Read the records below and copy each line that contains "Create".
:: DATASET ENTRIES
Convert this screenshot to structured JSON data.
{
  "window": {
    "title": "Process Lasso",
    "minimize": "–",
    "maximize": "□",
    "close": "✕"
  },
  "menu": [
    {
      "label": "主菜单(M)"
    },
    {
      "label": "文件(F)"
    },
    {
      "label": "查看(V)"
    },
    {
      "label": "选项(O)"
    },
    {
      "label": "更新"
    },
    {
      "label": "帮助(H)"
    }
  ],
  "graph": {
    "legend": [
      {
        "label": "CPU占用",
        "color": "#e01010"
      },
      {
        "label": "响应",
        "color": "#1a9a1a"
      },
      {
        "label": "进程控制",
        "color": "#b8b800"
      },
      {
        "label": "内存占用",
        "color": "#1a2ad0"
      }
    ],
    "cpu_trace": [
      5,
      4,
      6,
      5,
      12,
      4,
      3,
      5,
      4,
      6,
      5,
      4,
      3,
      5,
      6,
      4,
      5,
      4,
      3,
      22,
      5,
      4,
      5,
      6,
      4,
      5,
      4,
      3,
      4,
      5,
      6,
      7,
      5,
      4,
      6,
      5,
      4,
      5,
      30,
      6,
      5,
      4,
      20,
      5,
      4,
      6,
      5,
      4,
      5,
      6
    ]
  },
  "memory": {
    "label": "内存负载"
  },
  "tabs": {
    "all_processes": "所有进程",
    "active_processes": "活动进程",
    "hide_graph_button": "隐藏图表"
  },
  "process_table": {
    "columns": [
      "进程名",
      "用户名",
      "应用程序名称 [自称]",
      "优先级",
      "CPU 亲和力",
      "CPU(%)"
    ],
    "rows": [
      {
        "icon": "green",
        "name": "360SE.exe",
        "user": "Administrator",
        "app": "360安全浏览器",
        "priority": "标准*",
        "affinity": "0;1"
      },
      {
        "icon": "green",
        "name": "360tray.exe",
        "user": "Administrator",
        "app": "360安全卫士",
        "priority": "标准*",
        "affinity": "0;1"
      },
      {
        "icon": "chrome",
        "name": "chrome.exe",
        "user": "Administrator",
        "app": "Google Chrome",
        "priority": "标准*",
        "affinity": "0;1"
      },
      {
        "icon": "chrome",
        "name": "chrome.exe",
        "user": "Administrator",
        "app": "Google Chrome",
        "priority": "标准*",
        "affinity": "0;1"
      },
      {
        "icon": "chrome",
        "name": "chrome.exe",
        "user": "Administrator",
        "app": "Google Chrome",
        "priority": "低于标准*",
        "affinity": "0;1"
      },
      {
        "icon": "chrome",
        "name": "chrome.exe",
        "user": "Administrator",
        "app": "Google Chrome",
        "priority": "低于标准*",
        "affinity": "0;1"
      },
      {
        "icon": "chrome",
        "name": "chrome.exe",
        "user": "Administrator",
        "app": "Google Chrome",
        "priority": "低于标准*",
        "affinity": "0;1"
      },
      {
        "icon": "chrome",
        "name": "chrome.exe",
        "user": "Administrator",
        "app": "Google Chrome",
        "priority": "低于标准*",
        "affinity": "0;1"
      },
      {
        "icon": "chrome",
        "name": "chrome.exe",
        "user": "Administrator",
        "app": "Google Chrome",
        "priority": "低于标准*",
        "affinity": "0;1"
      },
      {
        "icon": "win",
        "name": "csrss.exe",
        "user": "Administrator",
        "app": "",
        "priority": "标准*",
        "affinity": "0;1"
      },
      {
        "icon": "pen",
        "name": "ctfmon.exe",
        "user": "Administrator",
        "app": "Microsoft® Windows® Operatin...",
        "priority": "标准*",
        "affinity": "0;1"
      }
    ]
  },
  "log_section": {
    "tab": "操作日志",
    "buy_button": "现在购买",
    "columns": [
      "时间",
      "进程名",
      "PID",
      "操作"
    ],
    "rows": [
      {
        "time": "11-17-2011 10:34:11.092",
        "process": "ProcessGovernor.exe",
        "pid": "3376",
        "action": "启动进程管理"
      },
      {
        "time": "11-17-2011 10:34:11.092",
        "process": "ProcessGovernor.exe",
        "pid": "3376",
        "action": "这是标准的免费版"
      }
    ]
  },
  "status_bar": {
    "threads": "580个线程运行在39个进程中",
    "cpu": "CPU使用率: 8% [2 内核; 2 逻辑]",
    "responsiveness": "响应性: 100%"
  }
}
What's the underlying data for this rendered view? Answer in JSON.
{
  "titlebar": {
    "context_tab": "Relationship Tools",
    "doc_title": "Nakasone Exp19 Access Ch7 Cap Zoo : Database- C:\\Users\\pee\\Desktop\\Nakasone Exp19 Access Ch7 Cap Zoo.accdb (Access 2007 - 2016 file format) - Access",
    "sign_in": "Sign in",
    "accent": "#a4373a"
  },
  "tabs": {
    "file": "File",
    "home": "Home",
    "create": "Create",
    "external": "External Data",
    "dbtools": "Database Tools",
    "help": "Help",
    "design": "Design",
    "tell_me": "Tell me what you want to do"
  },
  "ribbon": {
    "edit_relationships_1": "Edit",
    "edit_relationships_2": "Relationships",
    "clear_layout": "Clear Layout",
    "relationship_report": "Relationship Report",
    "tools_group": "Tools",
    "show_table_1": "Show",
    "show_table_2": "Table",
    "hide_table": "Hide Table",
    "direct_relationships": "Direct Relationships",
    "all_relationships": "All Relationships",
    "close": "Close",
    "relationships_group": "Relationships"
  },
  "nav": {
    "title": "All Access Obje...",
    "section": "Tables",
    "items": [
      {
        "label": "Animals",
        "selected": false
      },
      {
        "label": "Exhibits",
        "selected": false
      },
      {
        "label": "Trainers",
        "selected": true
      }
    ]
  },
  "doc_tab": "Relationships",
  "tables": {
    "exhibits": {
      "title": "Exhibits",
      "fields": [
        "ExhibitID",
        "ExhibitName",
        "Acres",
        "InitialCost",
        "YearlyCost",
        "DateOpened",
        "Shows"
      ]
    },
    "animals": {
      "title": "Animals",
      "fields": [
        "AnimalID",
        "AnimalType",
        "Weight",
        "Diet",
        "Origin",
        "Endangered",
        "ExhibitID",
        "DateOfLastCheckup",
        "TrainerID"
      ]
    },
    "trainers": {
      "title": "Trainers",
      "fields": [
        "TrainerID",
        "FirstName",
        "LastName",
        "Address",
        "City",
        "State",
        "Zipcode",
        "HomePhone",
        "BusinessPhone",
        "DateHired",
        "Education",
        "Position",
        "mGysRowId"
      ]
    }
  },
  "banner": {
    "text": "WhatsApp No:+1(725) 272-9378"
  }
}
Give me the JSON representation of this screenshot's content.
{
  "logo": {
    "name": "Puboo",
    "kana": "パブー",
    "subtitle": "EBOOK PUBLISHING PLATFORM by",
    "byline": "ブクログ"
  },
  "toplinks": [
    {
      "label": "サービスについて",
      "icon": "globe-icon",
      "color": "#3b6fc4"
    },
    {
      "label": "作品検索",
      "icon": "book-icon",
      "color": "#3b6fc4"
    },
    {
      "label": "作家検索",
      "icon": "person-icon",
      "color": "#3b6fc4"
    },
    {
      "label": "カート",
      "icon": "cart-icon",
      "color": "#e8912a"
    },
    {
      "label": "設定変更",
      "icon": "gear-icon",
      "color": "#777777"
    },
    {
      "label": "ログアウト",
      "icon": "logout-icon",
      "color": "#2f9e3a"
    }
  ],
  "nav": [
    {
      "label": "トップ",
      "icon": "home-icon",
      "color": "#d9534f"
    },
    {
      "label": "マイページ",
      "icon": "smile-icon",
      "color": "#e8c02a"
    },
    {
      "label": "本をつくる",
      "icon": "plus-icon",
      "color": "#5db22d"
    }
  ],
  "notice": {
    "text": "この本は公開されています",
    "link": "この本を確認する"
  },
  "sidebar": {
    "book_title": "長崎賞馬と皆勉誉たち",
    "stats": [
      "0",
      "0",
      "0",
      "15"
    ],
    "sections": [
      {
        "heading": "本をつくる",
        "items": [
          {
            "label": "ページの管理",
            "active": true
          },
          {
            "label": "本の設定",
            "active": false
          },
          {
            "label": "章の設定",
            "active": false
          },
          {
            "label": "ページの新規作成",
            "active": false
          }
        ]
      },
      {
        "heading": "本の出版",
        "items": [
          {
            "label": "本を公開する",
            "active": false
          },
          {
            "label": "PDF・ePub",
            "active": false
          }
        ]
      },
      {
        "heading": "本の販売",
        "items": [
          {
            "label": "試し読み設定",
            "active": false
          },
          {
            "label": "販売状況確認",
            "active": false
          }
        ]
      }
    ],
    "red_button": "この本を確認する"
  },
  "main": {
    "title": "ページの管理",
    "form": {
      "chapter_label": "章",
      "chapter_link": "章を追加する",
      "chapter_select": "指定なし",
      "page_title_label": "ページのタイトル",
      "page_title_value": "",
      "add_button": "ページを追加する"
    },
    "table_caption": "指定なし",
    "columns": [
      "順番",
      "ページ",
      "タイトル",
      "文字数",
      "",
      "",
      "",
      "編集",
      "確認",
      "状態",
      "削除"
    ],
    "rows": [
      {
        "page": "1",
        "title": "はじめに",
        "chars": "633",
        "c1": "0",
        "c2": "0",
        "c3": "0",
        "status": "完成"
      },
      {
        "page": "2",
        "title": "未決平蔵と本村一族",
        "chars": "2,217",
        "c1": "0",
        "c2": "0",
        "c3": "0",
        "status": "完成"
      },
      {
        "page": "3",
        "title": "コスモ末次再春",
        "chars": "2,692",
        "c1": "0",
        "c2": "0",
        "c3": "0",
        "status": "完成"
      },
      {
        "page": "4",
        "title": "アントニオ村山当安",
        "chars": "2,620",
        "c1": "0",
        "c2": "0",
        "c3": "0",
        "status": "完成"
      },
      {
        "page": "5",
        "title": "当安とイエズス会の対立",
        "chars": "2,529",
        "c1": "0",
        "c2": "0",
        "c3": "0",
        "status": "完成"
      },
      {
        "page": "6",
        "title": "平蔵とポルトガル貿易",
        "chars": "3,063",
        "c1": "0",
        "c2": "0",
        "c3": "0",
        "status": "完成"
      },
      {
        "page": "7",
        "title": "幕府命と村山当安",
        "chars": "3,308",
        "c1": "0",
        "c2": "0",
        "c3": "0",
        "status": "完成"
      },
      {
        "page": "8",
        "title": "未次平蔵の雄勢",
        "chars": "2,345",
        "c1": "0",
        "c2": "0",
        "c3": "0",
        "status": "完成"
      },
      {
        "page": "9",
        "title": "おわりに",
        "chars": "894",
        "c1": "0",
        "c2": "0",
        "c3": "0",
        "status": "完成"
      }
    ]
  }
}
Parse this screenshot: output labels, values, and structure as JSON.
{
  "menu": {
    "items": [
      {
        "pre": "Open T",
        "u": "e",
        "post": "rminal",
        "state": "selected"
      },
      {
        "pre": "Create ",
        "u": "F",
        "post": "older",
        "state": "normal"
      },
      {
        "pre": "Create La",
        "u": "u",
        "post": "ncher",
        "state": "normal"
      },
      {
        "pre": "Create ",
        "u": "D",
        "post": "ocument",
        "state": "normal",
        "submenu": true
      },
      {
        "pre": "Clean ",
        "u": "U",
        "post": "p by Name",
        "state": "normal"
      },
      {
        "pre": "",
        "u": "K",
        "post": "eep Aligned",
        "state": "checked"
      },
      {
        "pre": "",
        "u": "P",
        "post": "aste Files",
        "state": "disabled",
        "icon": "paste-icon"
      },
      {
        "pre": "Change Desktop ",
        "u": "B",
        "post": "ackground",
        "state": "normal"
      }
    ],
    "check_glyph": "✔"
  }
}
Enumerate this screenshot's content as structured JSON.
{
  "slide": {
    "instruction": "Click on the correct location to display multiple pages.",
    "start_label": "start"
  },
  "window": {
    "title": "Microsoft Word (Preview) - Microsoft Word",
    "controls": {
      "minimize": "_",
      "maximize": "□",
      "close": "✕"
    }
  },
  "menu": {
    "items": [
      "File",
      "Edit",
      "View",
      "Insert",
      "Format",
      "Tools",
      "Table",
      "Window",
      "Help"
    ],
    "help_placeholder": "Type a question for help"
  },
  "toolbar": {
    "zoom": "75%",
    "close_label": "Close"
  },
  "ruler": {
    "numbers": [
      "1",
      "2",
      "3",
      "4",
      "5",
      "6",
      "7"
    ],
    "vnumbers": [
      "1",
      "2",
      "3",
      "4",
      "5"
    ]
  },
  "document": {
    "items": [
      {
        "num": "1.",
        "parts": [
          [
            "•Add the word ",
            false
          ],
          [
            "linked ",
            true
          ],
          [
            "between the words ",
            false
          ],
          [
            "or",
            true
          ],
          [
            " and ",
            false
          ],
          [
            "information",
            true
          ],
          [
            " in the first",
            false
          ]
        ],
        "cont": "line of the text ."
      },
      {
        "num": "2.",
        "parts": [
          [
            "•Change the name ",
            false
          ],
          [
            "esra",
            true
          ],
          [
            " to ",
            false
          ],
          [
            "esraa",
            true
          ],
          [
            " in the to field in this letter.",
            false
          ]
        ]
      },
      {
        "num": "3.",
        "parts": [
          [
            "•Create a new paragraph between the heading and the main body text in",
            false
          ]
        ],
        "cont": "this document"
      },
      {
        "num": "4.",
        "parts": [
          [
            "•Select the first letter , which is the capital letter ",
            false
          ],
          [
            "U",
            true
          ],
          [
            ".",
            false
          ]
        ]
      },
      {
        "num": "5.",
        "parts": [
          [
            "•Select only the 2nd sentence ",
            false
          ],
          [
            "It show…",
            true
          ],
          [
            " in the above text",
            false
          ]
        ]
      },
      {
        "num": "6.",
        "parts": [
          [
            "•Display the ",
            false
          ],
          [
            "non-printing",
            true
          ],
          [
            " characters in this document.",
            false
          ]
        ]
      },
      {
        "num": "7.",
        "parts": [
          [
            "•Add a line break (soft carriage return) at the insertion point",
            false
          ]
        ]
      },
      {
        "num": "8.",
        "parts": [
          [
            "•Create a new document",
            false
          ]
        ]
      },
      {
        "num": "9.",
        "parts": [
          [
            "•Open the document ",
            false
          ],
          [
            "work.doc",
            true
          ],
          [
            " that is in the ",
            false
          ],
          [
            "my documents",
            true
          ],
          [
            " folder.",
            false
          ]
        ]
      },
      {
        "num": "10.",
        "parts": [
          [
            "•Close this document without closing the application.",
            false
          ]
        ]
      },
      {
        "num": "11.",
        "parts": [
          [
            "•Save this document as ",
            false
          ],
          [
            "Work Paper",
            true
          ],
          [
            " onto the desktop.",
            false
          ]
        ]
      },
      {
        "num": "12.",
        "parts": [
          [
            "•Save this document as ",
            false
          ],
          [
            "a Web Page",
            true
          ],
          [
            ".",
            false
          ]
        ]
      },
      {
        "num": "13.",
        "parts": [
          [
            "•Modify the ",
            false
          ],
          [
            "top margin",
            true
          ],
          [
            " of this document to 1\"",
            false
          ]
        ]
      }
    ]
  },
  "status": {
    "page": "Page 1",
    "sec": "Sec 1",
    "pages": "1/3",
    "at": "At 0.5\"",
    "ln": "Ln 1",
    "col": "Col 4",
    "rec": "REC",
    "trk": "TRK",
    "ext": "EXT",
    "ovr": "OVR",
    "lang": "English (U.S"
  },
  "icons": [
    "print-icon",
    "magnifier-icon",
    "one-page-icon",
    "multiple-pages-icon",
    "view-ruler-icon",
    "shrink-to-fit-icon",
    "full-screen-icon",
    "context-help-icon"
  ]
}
::::
▶ RESULT OF THIS EXERCISE:
    "create": "Create",
        "pre": "Create ",
        "pre": "Create La",
        "pre": "Create ",
            "•Create a new paragraph between the heading and the main body text in",
            "•Create a new document",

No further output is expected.